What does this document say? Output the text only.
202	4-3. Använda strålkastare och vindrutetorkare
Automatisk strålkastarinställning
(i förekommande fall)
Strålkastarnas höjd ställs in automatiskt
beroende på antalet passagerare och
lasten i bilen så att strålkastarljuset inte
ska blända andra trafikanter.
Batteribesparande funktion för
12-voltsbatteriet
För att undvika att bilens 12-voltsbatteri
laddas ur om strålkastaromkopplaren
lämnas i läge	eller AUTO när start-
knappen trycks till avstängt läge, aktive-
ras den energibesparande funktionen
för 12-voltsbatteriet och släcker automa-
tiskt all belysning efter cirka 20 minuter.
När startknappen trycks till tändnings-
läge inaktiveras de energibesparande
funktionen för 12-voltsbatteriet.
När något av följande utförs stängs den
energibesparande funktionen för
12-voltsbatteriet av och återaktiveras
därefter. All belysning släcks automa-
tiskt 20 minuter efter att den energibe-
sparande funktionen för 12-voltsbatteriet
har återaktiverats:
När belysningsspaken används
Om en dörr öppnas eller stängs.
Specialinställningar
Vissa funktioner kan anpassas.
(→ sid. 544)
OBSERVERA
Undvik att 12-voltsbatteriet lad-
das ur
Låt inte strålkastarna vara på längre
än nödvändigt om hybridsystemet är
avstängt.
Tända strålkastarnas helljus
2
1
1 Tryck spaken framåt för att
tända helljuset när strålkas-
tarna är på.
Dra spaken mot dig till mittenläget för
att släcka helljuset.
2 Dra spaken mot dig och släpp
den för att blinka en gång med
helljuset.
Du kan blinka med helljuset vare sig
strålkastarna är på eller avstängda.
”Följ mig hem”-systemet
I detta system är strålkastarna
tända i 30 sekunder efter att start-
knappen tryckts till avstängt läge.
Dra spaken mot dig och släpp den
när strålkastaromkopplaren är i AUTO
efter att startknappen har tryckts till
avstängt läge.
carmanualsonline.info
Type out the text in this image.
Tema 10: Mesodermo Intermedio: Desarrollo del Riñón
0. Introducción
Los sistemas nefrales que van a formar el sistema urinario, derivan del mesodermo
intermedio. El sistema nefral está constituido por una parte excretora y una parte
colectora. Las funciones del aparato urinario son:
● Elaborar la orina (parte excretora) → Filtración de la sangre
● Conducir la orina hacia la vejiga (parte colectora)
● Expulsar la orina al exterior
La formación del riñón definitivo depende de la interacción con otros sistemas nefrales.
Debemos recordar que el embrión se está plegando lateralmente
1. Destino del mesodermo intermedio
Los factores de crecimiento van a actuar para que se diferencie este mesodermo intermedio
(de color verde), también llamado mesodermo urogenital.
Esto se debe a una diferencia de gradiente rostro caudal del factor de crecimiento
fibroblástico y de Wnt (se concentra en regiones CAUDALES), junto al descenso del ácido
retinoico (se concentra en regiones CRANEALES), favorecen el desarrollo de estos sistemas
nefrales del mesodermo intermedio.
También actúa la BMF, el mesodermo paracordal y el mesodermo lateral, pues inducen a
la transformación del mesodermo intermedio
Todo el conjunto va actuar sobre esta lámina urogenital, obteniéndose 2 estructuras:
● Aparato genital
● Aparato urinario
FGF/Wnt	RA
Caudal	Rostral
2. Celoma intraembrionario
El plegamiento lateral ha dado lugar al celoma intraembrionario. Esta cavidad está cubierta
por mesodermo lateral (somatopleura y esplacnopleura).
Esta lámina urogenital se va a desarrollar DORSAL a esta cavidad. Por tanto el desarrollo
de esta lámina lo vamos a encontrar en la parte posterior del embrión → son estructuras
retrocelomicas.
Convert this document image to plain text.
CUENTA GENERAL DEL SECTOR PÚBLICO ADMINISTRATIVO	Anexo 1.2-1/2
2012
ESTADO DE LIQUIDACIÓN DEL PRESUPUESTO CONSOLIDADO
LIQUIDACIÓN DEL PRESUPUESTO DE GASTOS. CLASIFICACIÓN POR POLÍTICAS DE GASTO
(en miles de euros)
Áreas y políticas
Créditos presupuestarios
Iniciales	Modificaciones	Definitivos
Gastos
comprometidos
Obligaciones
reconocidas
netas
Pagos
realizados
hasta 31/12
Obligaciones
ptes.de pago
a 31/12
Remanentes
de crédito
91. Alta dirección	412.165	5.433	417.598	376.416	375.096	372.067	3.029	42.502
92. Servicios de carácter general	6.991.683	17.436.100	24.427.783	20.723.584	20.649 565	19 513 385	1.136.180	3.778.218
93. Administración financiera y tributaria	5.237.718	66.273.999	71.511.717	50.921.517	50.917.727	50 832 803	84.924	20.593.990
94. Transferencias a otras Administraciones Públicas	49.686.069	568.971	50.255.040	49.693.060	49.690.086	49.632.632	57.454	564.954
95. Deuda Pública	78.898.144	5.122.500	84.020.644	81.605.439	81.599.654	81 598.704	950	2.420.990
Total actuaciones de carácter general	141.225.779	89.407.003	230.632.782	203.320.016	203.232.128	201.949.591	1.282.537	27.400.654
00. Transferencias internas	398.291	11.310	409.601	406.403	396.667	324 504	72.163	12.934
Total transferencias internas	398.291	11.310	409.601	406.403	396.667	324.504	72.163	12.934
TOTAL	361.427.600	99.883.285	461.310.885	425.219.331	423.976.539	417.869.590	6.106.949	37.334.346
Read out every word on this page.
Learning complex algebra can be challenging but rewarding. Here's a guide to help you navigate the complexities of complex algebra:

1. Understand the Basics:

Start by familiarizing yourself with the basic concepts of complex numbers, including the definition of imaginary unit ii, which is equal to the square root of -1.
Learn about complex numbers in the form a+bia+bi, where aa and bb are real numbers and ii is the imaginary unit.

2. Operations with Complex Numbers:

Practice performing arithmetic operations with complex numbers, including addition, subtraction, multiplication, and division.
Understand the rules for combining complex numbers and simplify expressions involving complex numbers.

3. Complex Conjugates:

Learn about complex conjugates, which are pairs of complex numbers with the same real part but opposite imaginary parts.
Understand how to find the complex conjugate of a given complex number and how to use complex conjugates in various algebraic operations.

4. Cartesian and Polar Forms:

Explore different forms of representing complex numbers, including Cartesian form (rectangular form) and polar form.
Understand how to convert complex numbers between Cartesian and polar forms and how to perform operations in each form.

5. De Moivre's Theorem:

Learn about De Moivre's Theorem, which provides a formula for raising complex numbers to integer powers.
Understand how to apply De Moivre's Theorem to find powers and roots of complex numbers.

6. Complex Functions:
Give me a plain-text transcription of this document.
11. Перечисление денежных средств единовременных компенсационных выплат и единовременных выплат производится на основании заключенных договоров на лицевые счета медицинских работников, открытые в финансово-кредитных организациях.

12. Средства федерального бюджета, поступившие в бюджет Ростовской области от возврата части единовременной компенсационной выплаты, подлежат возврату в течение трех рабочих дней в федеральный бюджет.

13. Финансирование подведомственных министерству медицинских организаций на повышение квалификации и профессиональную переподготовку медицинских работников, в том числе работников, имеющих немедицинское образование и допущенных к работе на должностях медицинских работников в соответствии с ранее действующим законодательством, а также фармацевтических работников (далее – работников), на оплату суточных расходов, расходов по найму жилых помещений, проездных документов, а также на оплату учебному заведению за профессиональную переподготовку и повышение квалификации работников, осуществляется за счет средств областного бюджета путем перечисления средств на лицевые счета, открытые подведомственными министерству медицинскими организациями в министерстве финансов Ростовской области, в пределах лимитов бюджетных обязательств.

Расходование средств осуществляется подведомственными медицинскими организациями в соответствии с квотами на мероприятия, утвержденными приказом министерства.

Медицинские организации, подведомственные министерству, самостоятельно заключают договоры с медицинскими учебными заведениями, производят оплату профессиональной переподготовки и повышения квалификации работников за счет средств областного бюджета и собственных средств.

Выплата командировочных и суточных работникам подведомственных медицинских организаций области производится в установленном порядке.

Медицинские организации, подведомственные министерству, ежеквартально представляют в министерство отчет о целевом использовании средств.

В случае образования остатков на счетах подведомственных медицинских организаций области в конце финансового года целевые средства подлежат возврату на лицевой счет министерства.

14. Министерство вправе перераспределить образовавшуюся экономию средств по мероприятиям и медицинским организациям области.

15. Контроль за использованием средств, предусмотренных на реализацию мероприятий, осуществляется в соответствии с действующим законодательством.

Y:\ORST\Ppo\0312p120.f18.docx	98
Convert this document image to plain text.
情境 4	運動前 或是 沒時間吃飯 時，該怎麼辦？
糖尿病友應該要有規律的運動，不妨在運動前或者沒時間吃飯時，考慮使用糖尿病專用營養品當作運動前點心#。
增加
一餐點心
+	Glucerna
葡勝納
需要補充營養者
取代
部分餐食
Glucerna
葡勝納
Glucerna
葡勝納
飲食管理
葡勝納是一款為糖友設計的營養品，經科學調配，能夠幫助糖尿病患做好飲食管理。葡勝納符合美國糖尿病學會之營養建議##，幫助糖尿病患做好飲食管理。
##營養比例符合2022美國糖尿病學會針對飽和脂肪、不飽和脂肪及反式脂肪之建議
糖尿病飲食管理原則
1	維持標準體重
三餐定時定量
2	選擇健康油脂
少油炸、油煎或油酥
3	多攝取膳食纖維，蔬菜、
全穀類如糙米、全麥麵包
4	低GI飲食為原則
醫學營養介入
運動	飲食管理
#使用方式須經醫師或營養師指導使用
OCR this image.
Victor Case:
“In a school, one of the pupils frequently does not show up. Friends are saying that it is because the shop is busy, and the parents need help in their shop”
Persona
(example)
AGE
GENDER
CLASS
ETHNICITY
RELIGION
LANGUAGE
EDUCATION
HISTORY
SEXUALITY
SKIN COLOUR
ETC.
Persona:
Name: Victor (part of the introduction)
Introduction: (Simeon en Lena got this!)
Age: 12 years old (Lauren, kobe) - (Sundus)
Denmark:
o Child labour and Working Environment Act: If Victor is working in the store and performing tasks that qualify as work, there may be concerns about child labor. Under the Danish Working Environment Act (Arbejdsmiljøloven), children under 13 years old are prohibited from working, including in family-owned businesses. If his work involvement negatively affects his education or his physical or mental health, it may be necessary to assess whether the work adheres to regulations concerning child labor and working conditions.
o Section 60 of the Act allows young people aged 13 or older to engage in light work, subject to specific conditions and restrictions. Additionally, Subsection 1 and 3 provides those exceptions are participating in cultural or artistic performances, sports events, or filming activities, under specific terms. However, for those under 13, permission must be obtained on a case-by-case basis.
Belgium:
************
What is being asked
Each line in the entries above that includes the string "blinka" should be extracted.

Solution
den för att blinka en gång med
Du kan blinka med helljuset vare sig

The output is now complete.